**DIRECTION**
Please determine how many lines of the material include the word "crotch", and respond with nothing but that number.
-------- PROVIDED RECORDS
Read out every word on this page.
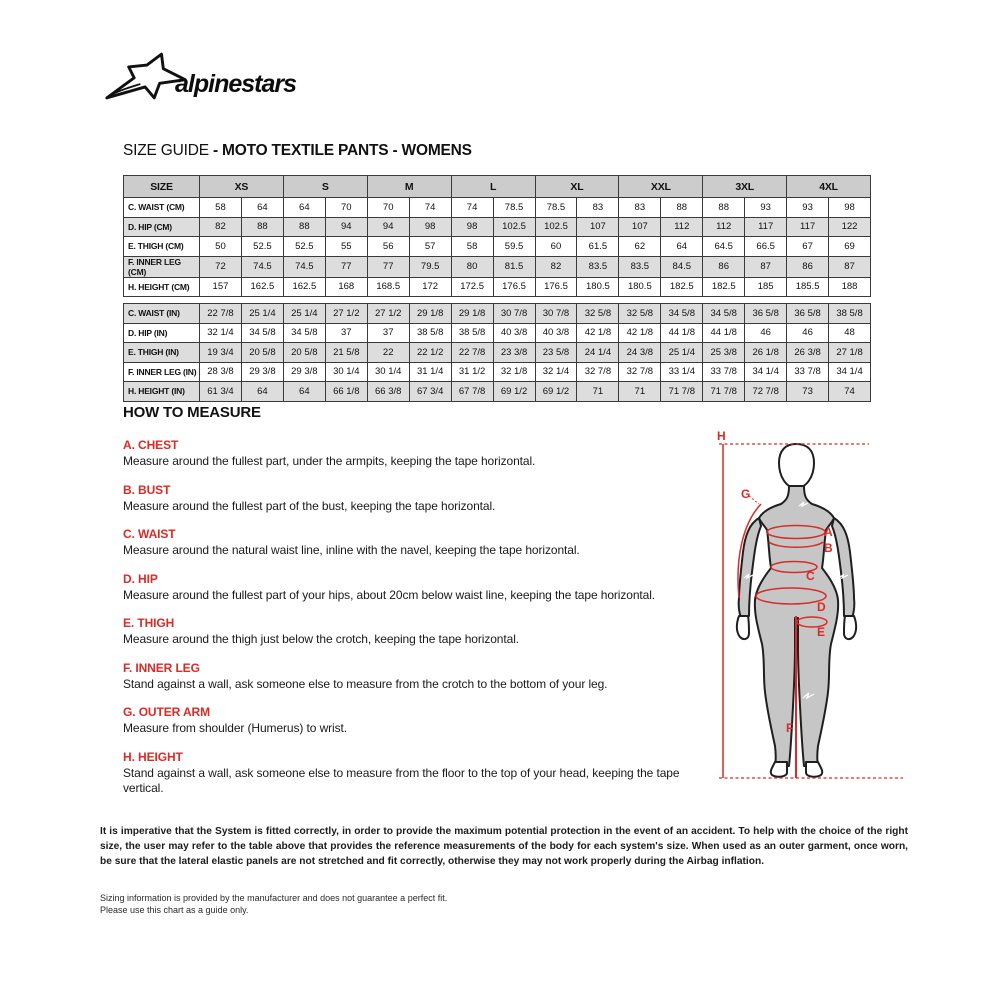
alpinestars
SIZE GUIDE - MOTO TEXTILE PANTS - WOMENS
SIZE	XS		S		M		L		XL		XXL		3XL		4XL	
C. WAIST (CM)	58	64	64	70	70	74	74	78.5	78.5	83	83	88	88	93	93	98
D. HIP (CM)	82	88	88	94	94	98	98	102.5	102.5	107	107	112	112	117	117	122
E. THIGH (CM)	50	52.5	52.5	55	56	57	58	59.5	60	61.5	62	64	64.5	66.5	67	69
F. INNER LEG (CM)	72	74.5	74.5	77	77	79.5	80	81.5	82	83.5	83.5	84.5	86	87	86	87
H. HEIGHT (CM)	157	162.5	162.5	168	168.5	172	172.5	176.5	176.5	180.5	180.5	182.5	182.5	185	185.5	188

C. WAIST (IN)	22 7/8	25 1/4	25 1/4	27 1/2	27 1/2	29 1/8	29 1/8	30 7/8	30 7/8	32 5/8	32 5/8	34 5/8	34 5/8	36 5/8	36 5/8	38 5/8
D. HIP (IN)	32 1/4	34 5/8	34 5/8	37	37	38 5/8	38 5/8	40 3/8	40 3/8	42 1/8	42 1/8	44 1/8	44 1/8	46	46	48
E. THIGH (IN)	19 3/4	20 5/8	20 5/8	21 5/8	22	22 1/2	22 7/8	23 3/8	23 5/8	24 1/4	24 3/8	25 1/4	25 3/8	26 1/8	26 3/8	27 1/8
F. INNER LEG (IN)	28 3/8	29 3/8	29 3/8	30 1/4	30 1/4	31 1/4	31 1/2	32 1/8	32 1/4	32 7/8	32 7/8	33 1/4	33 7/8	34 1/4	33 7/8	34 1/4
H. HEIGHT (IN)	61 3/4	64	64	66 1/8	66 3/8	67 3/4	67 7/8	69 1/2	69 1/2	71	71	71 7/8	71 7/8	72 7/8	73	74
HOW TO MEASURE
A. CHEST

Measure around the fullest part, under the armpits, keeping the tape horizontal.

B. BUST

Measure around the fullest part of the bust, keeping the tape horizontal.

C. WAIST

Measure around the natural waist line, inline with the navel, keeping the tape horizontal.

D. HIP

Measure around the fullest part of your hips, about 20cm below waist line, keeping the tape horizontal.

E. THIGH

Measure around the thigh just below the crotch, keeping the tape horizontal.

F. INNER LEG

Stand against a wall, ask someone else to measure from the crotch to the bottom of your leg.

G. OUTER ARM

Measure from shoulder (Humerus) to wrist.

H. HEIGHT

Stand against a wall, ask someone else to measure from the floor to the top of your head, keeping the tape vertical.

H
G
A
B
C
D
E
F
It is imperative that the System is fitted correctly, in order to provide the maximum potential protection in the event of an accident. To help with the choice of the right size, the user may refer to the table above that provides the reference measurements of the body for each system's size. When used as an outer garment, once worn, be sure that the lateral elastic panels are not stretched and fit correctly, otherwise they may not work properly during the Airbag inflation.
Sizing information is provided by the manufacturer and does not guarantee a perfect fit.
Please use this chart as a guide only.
----------------
**ANSWER BELOW**
2